→ What you should do
How many lines of the data include the string "щодо"? State the number and nothing else.

→ Provided records
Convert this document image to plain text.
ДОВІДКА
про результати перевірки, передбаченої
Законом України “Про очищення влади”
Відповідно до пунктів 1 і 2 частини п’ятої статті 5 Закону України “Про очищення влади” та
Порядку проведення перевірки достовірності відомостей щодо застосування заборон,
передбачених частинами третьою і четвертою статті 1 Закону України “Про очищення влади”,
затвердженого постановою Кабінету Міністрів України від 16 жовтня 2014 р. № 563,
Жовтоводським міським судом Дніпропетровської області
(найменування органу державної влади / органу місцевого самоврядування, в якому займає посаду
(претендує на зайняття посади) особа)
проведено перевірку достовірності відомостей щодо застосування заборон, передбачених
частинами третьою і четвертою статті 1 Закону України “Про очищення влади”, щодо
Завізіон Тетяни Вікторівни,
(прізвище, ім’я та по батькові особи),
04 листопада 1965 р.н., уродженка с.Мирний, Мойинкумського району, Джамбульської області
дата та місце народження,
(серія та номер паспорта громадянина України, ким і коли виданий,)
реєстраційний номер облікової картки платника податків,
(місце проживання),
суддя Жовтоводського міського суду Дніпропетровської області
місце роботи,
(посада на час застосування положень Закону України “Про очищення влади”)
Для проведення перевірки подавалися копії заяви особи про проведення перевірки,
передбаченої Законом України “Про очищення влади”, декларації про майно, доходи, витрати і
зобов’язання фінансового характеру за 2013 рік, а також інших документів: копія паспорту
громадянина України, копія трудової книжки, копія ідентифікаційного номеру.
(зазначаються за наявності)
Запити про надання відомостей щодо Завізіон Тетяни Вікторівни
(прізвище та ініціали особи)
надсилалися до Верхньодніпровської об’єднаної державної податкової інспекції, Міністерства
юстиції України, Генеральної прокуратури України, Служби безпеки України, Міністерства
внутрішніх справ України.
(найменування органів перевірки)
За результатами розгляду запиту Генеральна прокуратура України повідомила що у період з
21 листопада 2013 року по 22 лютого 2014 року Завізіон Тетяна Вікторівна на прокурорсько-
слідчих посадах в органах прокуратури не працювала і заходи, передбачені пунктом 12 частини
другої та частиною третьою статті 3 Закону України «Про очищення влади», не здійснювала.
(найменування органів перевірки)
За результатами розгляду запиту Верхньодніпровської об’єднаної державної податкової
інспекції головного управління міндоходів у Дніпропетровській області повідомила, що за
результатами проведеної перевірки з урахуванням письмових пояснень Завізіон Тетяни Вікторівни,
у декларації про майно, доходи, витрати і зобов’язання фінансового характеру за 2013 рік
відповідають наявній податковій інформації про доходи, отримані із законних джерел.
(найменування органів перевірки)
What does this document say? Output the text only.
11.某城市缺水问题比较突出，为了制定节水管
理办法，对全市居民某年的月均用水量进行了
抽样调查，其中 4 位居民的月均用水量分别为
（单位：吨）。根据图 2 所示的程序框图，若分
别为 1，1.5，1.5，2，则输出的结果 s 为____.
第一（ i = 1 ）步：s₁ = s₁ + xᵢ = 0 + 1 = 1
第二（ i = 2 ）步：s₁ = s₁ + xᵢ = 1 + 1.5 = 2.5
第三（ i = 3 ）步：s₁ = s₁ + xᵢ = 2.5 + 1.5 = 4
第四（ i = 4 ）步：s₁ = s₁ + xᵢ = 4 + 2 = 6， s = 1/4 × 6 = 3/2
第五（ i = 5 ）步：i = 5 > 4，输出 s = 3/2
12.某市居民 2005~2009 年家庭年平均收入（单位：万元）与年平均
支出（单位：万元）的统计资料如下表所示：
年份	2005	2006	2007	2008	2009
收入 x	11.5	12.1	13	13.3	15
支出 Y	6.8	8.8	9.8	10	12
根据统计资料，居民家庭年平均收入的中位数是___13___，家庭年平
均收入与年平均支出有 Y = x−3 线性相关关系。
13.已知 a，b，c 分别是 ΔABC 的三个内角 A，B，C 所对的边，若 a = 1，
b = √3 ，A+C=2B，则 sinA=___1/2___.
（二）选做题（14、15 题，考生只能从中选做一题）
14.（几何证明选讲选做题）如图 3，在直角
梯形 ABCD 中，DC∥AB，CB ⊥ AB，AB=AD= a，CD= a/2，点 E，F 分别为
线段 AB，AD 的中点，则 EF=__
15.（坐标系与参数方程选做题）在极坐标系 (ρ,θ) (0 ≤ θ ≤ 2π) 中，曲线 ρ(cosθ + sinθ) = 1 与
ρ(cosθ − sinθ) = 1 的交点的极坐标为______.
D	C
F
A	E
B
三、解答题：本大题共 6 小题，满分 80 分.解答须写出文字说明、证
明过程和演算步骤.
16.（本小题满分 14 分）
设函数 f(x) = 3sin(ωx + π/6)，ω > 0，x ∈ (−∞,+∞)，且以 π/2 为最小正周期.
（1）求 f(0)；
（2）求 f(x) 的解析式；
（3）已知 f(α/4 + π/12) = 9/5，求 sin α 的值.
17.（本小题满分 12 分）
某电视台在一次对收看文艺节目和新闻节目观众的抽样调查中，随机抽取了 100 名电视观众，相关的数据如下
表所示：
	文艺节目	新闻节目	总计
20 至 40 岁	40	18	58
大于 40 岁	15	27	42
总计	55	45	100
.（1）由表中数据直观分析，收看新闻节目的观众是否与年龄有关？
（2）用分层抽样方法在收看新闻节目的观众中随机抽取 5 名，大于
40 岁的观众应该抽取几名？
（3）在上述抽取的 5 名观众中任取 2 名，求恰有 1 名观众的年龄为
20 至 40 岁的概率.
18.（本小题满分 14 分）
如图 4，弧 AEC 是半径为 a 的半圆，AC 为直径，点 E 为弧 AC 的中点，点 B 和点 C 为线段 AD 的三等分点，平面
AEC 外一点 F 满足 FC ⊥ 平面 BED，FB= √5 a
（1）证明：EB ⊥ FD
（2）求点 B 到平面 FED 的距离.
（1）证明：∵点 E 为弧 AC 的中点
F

→ Exercise solution
4